[Input records]

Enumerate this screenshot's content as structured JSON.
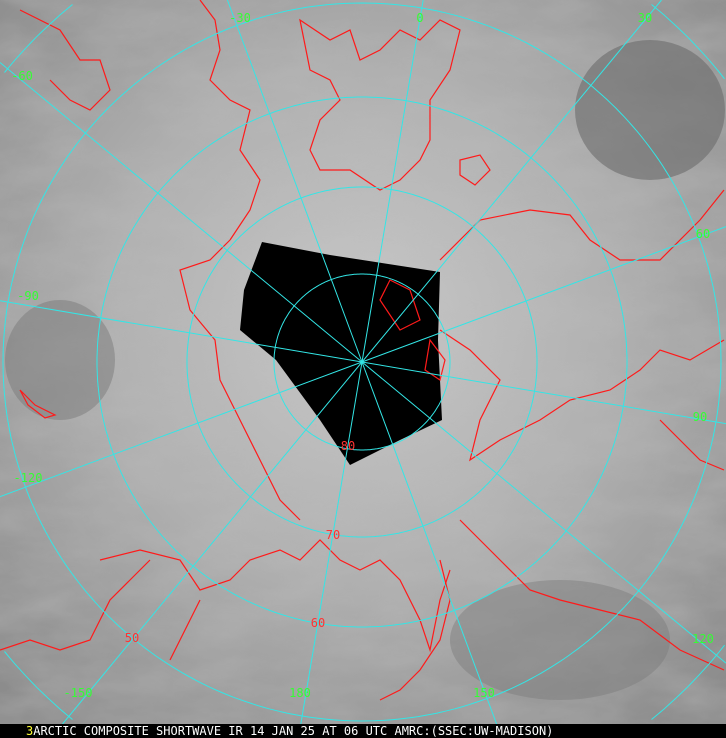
{
  "image": {
    "panel_number": "3",
    "caption": "ARCTIC COMPOSITE SHORTWAVE IR 14 JAN 25 AT 06 UTC AMRC:(SSEC:UW-MADISON)",
    "colors": {
      "grid": "#33e6e6",
      "coastline": "#ff1a1a",
      "longitude_label": "#33ff33",
      "latitude_label": "#ff3333",
      "panel_number": "#ffff33",
      "no_data": "#000000"
    },
    "latitude_labels": [
      "80",
      "70",
      "60",
      "50"
    ],
    "longitude_labels": [
      "-60",
      "-30",
      "0",
      "30",
      "60",
      "90",
      "120",
      "150",
      "180",
      "-150",
      "-120",
      "-90"
    ],
    "projection": "polar stereographic, north pole centered"
  }
}
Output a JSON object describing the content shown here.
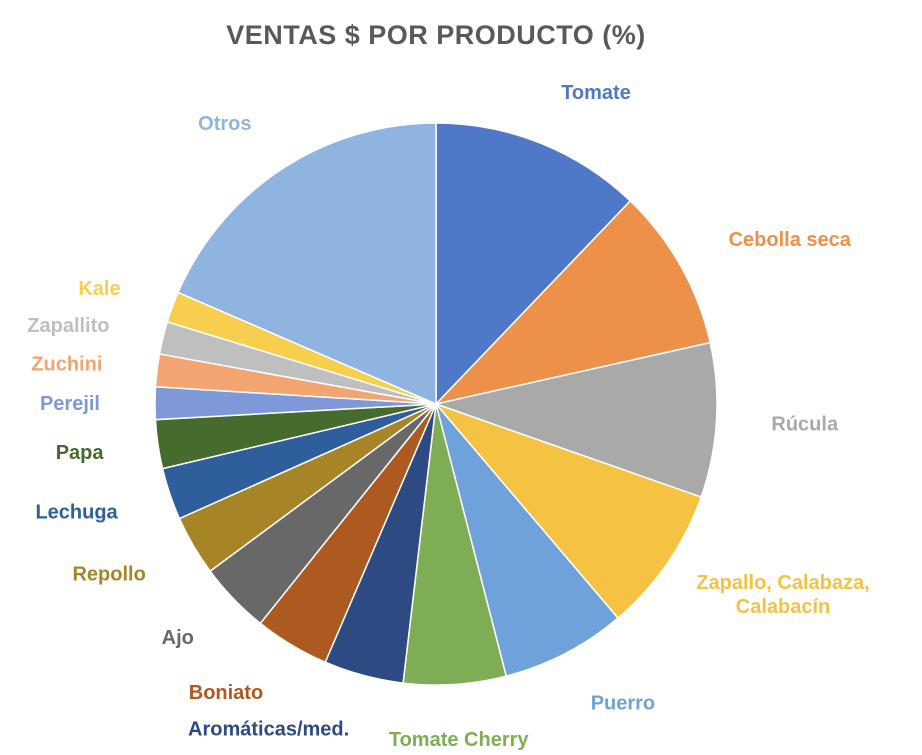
{
  "chart_data": {
    "type": "pie",
    "title": "VENTAS $ POR PRODUCTO (%)",
    "slices": [
      {
        "label": [
          "Tomate"
        ],
        "value": 13.0,
        "color": "#5078C8"
      },
      {
        "label": [
          "Cebolla seca"
        ],
        "value": 10.0,
        "color": "#ED914A"
      },
      {
        "label": [
          "Rúcula"
        ],
        "value": 9.5,
        "color": "#A9A9A9"
      },
      {
        "label": [
          "Zapallo, Calabaza,",
          "Calabacín"
        ],
        "value": 9.0,
        "color": "#F5C242"
      },
      {
        "label": [
          "Puerro"
        ],
        "value": 7.7,
        "color": "#6FA2DB"
      },
      {
        "label": [
          "Tomate Cherry"
        ],
        "value": 6.3,
        "color": "#7FAD55"
      },
      {
        "label": [
          "Aromáticas/med."
        ],
        "value": 4.9,
        "color": "#2E4A82"
      },
      {
        "label": [
          "Boniato"
        ],
        "value": 4.6,
        "color": "#AD5A20"
      },
      {
        "label": [
          "Ajo"
        ],
        "value": 4.4,
        "color": "#686868"
      },
      {
        "label": [
          "Repollo"
        ],
        "value": 3.7,
        "color": "#A78527"
      },
      {
        "label": [
          "Lechuga"
        ],
        "value": 3.2,
        "color": "#2E5E9C"
      },
      {
        "label": [
          "Papa"
        ],
        "value": 3.0,
        "color": "#466B2C"
      },
      {
        "label": [
          "Perejil"
        ],
        "value": 2.0,
        "color": "#7F98D8"
      },
      {
        "label": [
          "Zuchini"
        ],
        "value": 2.0,
        "color": "#F2A570"
      },
      {
        "label": [
          "Zapallito"
        ],
        "value": 2.0,
        "color": "#BFBFBF"
      },
      {
        "label": [
          "Kale"
        ],
        "value": 1.9,
        "color": "#F7CE4D"
      },
      {
        "label": [
          "Otros"
        ],
        "value": 19.8,
        "color": "#8FB4E0"
      }
    ]
  }
}
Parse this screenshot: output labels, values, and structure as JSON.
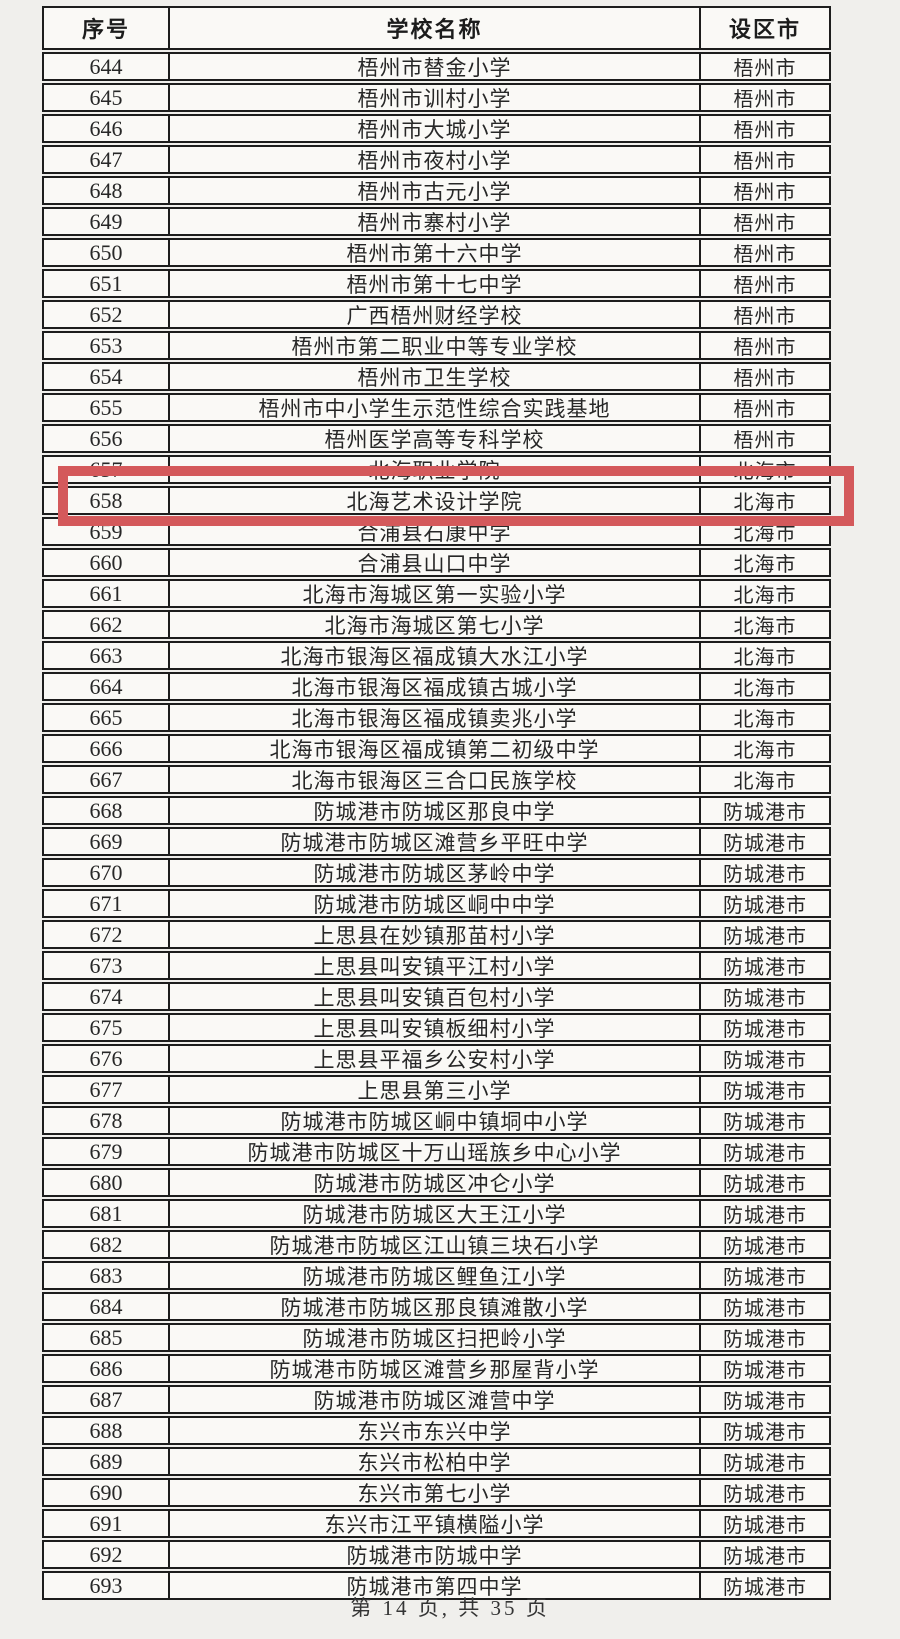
{
  "page": {
    "footer": "第 14 页, 共 35 页"
  },
  "table": {
    "headers": {
      "serial": "序号",
      "school": "学校名称",
      "city": "设区市"
    },
    "highlight_serial": "658",
    "highlight_color": "#d4595b",
    "rows": [
      {
        "serial": "644",
        "school": "梧州市替金小学",
        "city": "梧州市"
      },
      {
        "serial": "645",
        "school": "梧州市训村小学",
        "city": "梧州市"
      },
      {
        "serial": "646",
        "school": "梧州市大城小学",
        "city": "梧州市"
      },
      {
        "serial": "647",
        "school": "梧州市夜村小学",
        "city": "梧州市"
      },
      {
        "serial": "648",
        "school": "梧州市古元小学",
        "city": "梧州市"
      },
      {
        "serial": "649",
        "school": "梧州市寨村小学",
        "city": "梧州市"
      },
      {
        "serial": "650",
        "school": "梧州市第十六中学",
        "city": "梧州市"
      },
      {
        "serial": "651",
        "school": "梧州市第十七中学",
        "city": "梧州市"
      },
      {
        "serial": "652",
        "school": "广西梧州财经学校",
        "city": "梧州市"
      },
      {
        "serial": "653",
        "school": "梧州市第二职业中等专业学校",
        "city": "梧州市"
      },
      {
        "serial": "654",
        "school": "梧州市卫生学校",
        "city": "梧州市"
      },
      {
        "serial": "655",
        "school": "梧州市中小学生示范性综合实践基地",
        "city": "梧州市"
      },
      {
        "serial": "656",
        "school": "梧州医学高等专科学校",
        "city": "梧州市"
      },
      {
        "serial": "657",
        "school": "北海职业学院",
        "city": "北海市"
      },
      {
        "serial": "658",
        "school": "北海艺术设计学院",
        "city": "北海市"
      },
      {
        "serial": "659",
        "school": "合浦县石康中学",
        "city": "北海市"
      },
      {
        "serial": "660",
        "school": "合浦县山口中学",
        "city": "北海市"
      },
      {
        "serial": "661",
        "school": "北海市海城区第一实验小学",
        "city": "北海市"
      },
      {
        "serial": "662",
        "school": "北海市海城区第七小学",
        "city": "北海市"
      },
      {
        "serial": "663",
        "school": "北海市银海区福成镇大水江小学",
        "city": "北海市"
      },
      {
        "serial": "664",
        "school": "北海市银海区福成镇古城小学",
        "city": "北海市"
      },
      {
        "serial": "665",
        "school": "北海市银海区福成镇卖兆小学",
        "city": "北海市"
      },
      {
        "serial": "666",
        "school": "北海市银海区福成镇第二初级中学",
        "city": "北海市"
      },
      {
        "serial": "667",
        "school": "北海市银海区三合口民族学校",
        "city": "北海市"
      },
      {
        "serial": "668",
        "school": "防城港市防城区那良中学",
        "city": "防城港市"
      },
      {
        "serial": "669",
        "school": "防城港市防城区滩营乡平旺中学",
        "city": "防城港市"
      },
      {
        "serial": "670",
        "school": "防城港市防城区茅岭中学",
        "city": "防城港市"
      },
      {
        "serial": "671",
        "school": "防城港市防城区峒中中学",
        "city": "防城港市"
      },
      {
        "serial": "672",
        "school": "上思县在妙镇那苗村小学",
        "city": "防城港市"
      },
      {
        "serial": "673",
        "school": "上思县叫安镇平江村小学",
        "city": "防城港市"
      },
      {
        "serial": "674",
        "school": "上思县叫安镇百包村小学",
        "city": "防城港市"
      },
      {
        "serial": "675",
        "school": "上思县叫安镇板细村小学",
        "city": "防城港市"
      },
      {
        "serial": "676",
        "school": "上思县平福乡公安村小学",
        "city": "防城港市"
      },
      {
        "serial": "677",
        "school": "上思县第三小学",
        "city": "防城港市"
      },
      {
        "serial": "678",
        "school": "防城港市防城区峒中镇垌中小学",
        "city": "防城港市"
      },
      {
        "serial": "679",
        "school": "防城港市防城区十万山瑶族乡中心小学",
        "city": "防城港市"
      },
      {
        "serial": "680",
        "school": "防城港市防城区冲仑小学",
        "city": "防城港市"
      },
      {
        "serial": "681",
        "school": "防城港市防城区大王江小学",
        "city": "防城港市"
      },
      {
        "serial": "682",
        "school": "防城港市防城区江山镇三块石小学",
        "city": "防城港市"
      },
      {
        "serial": "683",
        "school": "防城港市防城区鲤鱼江小学",
        "city": "防城港市"
      },
      {
        "serial": "684",
        "school": "防城港市防城区那良镇滩散小学",
        "city": "防城港市"
      },
      {
        "serial": "685",
        "school": "防城港市防城区扫把岭小学",
        "city": "防城港市"
      },
      {
        "serial": "686",
        "school": "防城港市防城区滩营乡那屋背小学",
        "city": "防城港市"
      },
      {
        "serial": "687",
        "school": "防城港市防城区滩营中学",
        "city": "防城港市"
      },
      {
        "serial": "688",
        "school": "东兴市东兴中学",
        "city": "防城港市"
      },
      {
        "serial": "689",
        "school": "东兴市松柏中学",
        "city": "防城港市"
      },
      {
        "serial": "690",
        "school": "东兴市第七小学",
        "city": "防城港市"
      },
      {
        "serial": "691",
        "school": "东兴市江平镇横隘小学",
        "city": "防城港市"
      },
      {
        "serial": "692",
        "school": "防城港市防城中学",
        "city": "防城港市"
      },
      {
        "serial": "693",
        "school": "防城港市第四中学",
        "city": "防城港市"
      }
    ]
  }
}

[Work required] Select the lines from the entries that include the word "screenshot".

[Exercise solution]
Enumerate this screenshot's content as structured JSON.
Parse this screenshot: output labels, values, and structure as JSON.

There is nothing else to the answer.